== Document ==
########################################

The Verification of a Distributed System
Today’s talk is from one of my favorite speakers on distributed systems, Caitie McCaffrey. During the talk, Caitie delivers a great overview of the various methods for testing and verifying distributed systems.
If one computer goes down and breaks your system — we have a really big problem.
The conference: GOTO Chicago 2016
The speaker: Caitie McCaffrey is a distributed systems engineer and conference speaker with deep experience as a practitioner building large scale systems.
We are all building distributed systems
Whether we know it or not, we’re all building distributed systems. When most people think distributed systems today, they think about large scale systems like Netflix — with 500 or more microservices. Caitie reminds us that we’re all building distributed systems. Even a monolithic application can scale horizontally — with each instance connected to a database — which could also be spread out across multiple nodes.
Whether or not your distributed system is small-scale or large-scale, the same useful methods for testing and verification are equally beneficial.

########################################

== Stored data ==
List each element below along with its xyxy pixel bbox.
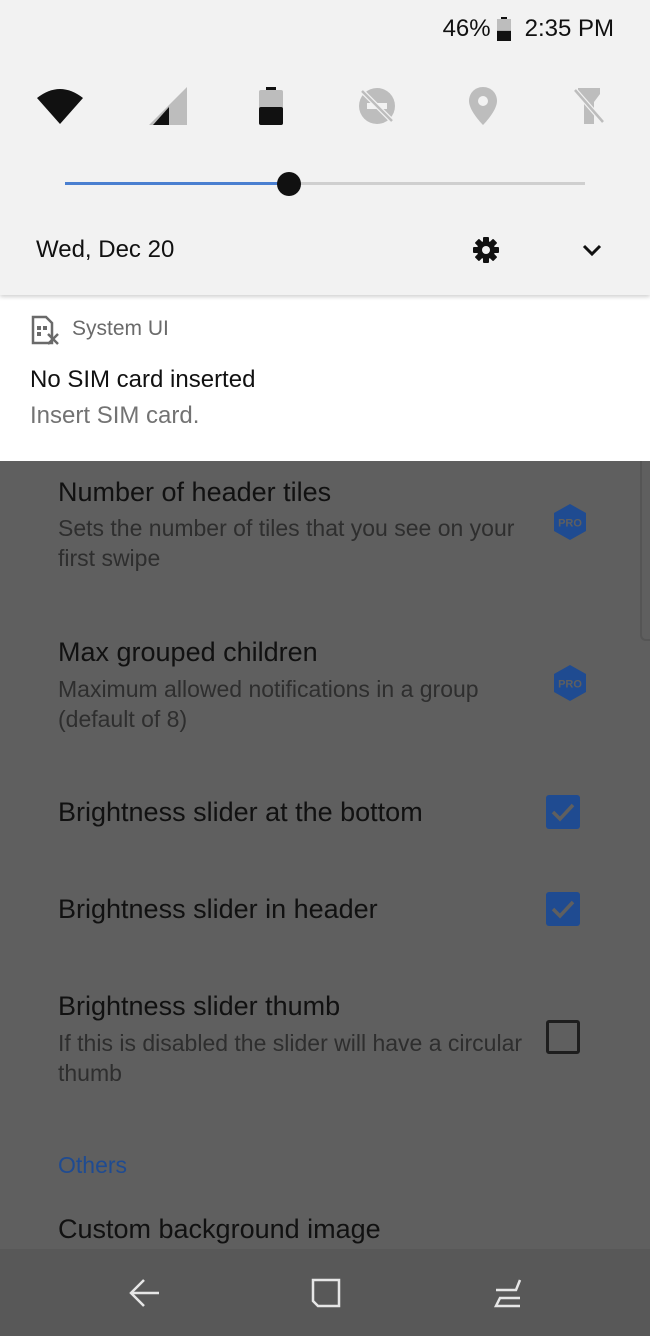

########################################

== Problems to solve ==
1. Decide whether each statement below agrees with the post about verifying distributed systems. Answer yes or no for each, and quote the words from the post that decide it.
(a) The talk was given at GOTO Chicago 2016.
(b) The post says testing and verification methods are useful only for large-scale systems.
(c) Netflix is described as having 500 or more microservices.
2. According to the post about verifying distributed systems, what kind of engineer is Caitie McCaffrey?
3. Continue the post about verifying distributed systems, picking up after its final sentence.
The listing has no connection to the post about verifying distributed systems.

== The results ==
1.
(a) Yes: "The conference: GOTO Chicago 2016"
(b) No: "Whether or not your distributed system is small-scale or large-scale, the same useful methods for testing and verification are equally beneficial."
(c) Yes: "large scale systems like Netflix — with 500 or more microservices"

2. She is a distributed systems engineer.

3.
How do we increase our confidence that our system is doing the right thing?
Safety and liveness
When testing distributed systems, you’re typically checking the validity of certain properties of a system. All such properties can be expressed as the intersection between safety and liveness.
Safety properties assert that something bad will never happen. These statements are expressed as a promise or guarantee by a system — for example, what a database system will not do under a certain condition.
Null values — a database system will never return fields with null values.
Liveness properties assert that something will eventually happen but the system can still make progress. Eventual consistency is an example of a liveness property.
Eventual consistency — if no new updates are made to a given data item, eventually all accesses to that item will return the last updated value.
There are multiple forms of testing that can help to build confidence that a system will behave as expected under failure modes. Formal verification speaks to forms of testing that proves that a system is correct. Caitie stresses that this kind of verification is the gold standard, since it tests systems for provable correctness.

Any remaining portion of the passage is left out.